::: Data section
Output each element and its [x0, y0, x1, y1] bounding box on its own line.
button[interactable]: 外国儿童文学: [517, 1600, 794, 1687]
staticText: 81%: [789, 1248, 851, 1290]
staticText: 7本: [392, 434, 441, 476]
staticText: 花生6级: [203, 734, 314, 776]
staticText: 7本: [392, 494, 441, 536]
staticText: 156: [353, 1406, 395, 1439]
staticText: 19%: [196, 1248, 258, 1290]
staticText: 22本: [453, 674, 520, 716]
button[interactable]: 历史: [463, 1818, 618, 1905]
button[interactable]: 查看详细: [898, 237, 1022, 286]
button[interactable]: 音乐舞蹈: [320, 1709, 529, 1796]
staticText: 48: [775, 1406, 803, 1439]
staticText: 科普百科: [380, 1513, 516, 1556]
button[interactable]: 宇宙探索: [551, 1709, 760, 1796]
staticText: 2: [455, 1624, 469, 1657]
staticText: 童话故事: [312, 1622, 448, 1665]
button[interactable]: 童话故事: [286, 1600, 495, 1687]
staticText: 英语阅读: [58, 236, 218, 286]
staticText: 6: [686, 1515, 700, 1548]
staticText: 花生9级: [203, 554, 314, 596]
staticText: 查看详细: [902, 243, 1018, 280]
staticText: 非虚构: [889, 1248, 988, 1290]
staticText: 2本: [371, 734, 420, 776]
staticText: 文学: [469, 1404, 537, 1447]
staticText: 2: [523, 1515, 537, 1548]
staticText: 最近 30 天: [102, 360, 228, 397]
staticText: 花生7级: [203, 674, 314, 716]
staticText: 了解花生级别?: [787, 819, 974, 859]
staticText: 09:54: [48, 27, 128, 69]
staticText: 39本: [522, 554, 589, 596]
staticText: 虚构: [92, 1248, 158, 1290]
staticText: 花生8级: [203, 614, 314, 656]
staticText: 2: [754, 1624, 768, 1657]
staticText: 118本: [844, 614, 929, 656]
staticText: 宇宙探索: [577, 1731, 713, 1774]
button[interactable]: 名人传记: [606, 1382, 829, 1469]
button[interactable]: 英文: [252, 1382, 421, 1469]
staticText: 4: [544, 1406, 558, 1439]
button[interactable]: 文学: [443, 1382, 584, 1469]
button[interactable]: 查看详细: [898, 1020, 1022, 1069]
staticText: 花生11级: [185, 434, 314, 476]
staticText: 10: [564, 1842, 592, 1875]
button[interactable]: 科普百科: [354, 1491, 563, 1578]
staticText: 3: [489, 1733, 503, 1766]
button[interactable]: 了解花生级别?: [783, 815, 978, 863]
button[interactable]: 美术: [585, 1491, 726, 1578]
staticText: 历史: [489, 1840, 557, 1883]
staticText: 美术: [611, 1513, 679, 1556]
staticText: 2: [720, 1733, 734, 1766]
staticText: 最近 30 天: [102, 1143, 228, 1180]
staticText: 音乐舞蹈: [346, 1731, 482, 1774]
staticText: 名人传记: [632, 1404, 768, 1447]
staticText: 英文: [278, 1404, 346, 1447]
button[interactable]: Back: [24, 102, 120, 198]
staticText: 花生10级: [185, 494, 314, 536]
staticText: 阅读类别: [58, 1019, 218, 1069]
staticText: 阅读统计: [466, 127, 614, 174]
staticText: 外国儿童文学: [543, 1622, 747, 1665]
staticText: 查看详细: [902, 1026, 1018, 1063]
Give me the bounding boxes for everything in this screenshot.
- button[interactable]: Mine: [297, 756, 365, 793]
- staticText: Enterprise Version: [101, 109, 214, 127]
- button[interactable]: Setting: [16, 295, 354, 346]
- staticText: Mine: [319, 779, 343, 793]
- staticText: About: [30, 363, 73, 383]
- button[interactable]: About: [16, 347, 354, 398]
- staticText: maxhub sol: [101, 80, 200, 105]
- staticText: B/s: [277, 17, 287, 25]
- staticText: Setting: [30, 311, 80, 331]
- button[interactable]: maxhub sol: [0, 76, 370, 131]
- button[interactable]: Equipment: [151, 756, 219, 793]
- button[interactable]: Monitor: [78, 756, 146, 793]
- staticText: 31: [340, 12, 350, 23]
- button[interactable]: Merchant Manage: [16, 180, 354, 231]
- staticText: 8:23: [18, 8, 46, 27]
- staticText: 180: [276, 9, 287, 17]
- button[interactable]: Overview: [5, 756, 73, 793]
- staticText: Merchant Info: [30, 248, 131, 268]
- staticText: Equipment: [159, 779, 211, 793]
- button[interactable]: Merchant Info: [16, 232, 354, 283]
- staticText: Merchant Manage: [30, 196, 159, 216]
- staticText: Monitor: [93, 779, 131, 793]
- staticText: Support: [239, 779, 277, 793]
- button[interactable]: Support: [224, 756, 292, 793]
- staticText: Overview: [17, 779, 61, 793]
::::::
▸ **Task description**
Copy the listing from its first line through the line with "staticText: 2: [455, 1624, 469, 1657]", swapping every "staticText" for "label" and leaving everything else unchanged.

▸ **Solution to the problem**
Output each element and its [x0, y0, x1, y1] bounding box on its own line.
button[interactable]: 外国儿童文学: [517, 1600, 794, 1687]
label: 81%: [789, 1248, 851, 1290]
label: 7本: [392, 434, 441, 476]
label: 花生6级: [203, 734, 314, 776]
label: 7本: [392, 494, 441, 536]
label: 156: [353, 1406, 395, 1439]
label: 19%: [196, 1248, 258, 1290]
label: 22本: [453, 674, 520, 716]
button[interactable]: 历史: [463, 1818, 618, 1905]
button[interactable]: 查看详细: [898, 237, 1022, 286]
button[interactable]: 音乐舞蹈: [320, 1709, 529, 1796]
label: 48: [775, 1406, 803, 1439]
label: 科普百科: [380, 1513, 516, 1556]
button[interactable]: 宇宙探索: [551, 1709, 760, 1796]
label: 2: [455, 1624, 469, 1657]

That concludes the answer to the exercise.